[Data entries]

********

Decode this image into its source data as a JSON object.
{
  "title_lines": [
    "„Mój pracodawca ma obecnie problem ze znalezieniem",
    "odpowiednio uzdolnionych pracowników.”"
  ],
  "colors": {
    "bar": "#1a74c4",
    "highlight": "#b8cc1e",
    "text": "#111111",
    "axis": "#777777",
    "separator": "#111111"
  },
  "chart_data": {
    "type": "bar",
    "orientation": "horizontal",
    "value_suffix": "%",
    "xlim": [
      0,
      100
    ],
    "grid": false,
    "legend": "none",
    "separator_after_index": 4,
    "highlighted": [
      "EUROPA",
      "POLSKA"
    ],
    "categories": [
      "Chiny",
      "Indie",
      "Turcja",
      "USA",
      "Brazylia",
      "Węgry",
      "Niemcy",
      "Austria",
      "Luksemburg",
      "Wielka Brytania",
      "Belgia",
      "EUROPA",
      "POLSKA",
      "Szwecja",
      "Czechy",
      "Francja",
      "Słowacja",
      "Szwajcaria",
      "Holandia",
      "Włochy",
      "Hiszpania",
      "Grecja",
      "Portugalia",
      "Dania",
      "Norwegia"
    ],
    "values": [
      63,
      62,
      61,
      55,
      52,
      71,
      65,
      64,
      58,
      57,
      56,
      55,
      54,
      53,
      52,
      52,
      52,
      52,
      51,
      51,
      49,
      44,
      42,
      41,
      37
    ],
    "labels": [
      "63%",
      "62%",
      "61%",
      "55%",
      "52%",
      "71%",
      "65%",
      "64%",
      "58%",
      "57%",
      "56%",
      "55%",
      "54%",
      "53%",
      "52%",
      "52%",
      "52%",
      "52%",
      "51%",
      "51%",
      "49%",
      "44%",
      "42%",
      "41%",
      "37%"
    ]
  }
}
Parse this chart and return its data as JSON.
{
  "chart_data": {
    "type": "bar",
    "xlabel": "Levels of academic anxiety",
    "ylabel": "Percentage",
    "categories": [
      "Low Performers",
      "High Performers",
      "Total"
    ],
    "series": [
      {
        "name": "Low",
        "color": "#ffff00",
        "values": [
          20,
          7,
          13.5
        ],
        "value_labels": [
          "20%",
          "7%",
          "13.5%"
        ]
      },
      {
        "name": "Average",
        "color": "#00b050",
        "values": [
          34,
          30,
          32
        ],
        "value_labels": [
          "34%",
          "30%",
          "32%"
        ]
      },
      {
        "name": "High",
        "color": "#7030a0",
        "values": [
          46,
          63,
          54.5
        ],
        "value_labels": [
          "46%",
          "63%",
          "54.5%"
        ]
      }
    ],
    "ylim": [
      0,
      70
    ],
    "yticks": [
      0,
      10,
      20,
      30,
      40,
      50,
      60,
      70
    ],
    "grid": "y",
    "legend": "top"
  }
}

********

Take the entries above and copy them out exactly.

Answer below:
Decode this image into its source data as a JSON object.
{
  "title_lines": [
    "„Mój pracodawca ma obecnie problem ze znalezieniem",
    "odpowiednio uzdolnionych pracowników.”"
  ],
  "colors": {
    "bar": "#1a74c4",
    "highlight": "#b8cc1e",
    "text": "#111111",
    "axis": "#777777",
    "separator": "#111111"
  },
  "chart_data": {
    "type": "bar",
    "orientation": "horizontal",
    "value_suffix": "%",
    "xlim": [
      0,
      100
    ],
    "grid": false,
    "legend": "none",
    "separator_after_index": 4,
    "highlighted": [
      "EUROPA",
      "POLSKA"
    ],
    "categories": [
      "Chiny",
      "Indie",
      "Turcja",
      "USA",
      "Brazylia",
      "Węgry",
      "Niemcy",
      "Austria",
      "Luksemburg",
      "Wielka Brytania",
      "Belgia",
      "EUROPA",
      "POLSKA",
      "Szwecja",
      "Czechy",
      "Francja",
      "Słowacja",
      "Szwajcaria",
      "Holandia",
      "Włochy",
      "Hiszpania",
      "Grecja",
      "Portugalia",
      "Dania",
      "Norwegia"
    ],
    "values": [
      63,
      62,
      61,
      55,
      52,
      71,
      65,
      64,
      58,
      57,
      56,
      55,
      54,
      53,
      52,
      52,
      52,
      52,
      51,
      51,
      49,
      44,
      42,
      41,
      37
    ],
    "labels": [
      "63%",
      "62%",
      "61%",
      "55%",
      "52%",
      "71%",
      "65%",
      "64%",
      "58%",
      "57%",
      "56%",
      "55%",
      "54%",
      "53%",
      "52%",
      "52%",
      "52%",
      "52%",
      "51%",
      "51%",
      "49%",
      "44%",
      "42%",
      "41%",
      "37%"
    ]
  }
}
Parse this chart and return its data as JSON.
{
  "chart_data": {
    "type": "bar",
    "xlabel": "Levels of academic anxiety",
    "ylabel": "Percentage",
    "categories": [
      "Low Performers",
      "High Performers",
      "Total"
    ],
    "series": [
      {
        "name": "Low",
        "color": "#ffff00",
        "values": [
          20,
          7,
          13.5
        ],
        "value_labels": [
          "20%",
          "7%",
          "13.5%"
        ]
      },
      {
        "name": "Average",
        "color": "#00b050",
        "values": [
          34,
          30,
          32
        ],
        "value_labels": [
          "34%",
          "30%",
          "32%"
        ]
      },
      {
        "name": "High",
        "color": "#7030a0",
        "values": [
          46,
          63,
          54.5
        ],
        "value_labels": [
          "46%",
          "63%",
          "54.5%"
        ]
      }
    ],
    "ylim": [
      0,
      70
    ],
    "yticks": [
      0,
      10,
      20,
      30,
      40,
      50,
      60,
      70
    ],
    "grid": "y",
    "legend": "top"
  }
}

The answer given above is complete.